Instruction: Write out the whole listing, matching it exactly.

★ ★ ★ ★

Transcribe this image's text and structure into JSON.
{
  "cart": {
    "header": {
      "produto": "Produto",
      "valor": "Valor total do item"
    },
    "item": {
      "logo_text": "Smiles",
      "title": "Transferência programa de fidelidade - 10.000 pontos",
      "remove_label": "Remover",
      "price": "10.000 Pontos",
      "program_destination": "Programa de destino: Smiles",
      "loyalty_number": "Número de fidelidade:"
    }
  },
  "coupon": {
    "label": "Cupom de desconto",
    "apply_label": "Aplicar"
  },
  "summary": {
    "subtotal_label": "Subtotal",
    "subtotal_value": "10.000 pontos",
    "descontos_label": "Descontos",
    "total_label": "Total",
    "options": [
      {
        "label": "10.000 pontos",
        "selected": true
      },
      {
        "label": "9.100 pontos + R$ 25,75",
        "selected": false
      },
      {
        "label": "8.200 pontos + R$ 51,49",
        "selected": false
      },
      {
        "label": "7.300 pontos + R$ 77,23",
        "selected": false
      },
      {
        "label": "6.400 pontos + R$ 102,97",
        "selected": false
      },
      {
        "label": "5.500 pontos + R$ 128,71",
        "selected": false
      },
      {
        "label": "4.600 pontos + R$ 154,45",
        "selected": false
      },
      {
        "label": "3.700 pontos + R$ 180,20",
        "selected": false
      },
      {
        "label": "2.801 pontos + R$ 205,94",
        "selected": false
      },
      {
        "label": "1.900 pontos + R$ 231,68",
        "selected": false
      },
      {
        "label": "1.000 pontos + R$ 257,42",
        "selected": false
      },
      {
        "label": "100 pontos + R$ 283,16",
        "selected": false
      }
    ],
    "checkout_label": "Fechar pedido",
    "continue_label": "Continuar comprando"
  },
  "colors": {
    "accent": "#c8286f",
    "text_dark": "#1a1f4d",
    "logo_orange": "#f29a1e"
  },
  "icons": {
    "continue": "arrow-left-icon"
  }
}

★ ★ ★ ★

Complete output:
Transcribe this image's text and structure into JSON.
{
  "cart": {
    "header": {
      "produto": "Produto",
      "valor": "Valor total do item"
    },
    "item": {
      "logo_text": "Smiles",
      "title": "Transferência programa de fidelidade - 10.000 pontos",
      "remove_label": "Remover",
      "price": "10.000 Pontos",
      "program_destination": "Programa de destino: Smiles",
      "loyalty_number": "Número de fidelidade:"
    }
  },
  "coupon": {
    "label": "Cupom de desconto",
    "apply_label": "Aplicar"
  },
  "summary": {
    "subtotal_label": "Subtotal",
    "subtotal_value": "10.000 pontos",
    "descontos_label": "Descontos",
    "total_label": "Total",
    "options": [
      {
        "label": "10.000 pontos",
        "selected": true
      },
      {
        "label": "9.100 pontos + R$ 25,75",
        "selected": false
      },
      {
        "label": "8.200 pontos + R$ 51,49",
        "selected": false
      },
      {
        "label": "7.300 pontos + R$ 77,23",
        "selected": false
      },
      {
        "label": "6.400 pontos + R$ 102,97",
        "selected": false
      },
      {
        "label": "5.500 pontos + R$ 128,71",
        "selected": false
      },
      {
        "label": "4.600 pontos + R$ 154,45",
        "selected": false
      },
      {
        "label": "3.700 pontos + R$ 180,20",
        "selected": false
      },
      {
        "label": "2.801 pontos + R$ 205,94",
        "selected": false
      },
      {
        "label": "1.900 pontos + R$ 231,68",
        "selected": false
      },
      {
        "label": "1.000 pontos + R$ 257,42",
        "selected": false
      },
      {
        "label": "100 pontos + R$ 283,16",
        "selected": false
      }
    ],
    "checkout_label": "Fechar pedido",
    "continue_label": "Continuar comprando"
  },
  "colors": {
    "accent": "#c8286f",
    "text_dark": "#1a1f4d",
    "logo_orange": "#f29a1e"
  },
  "icons": {
    "continue": "arrow-left-icon"
  }
}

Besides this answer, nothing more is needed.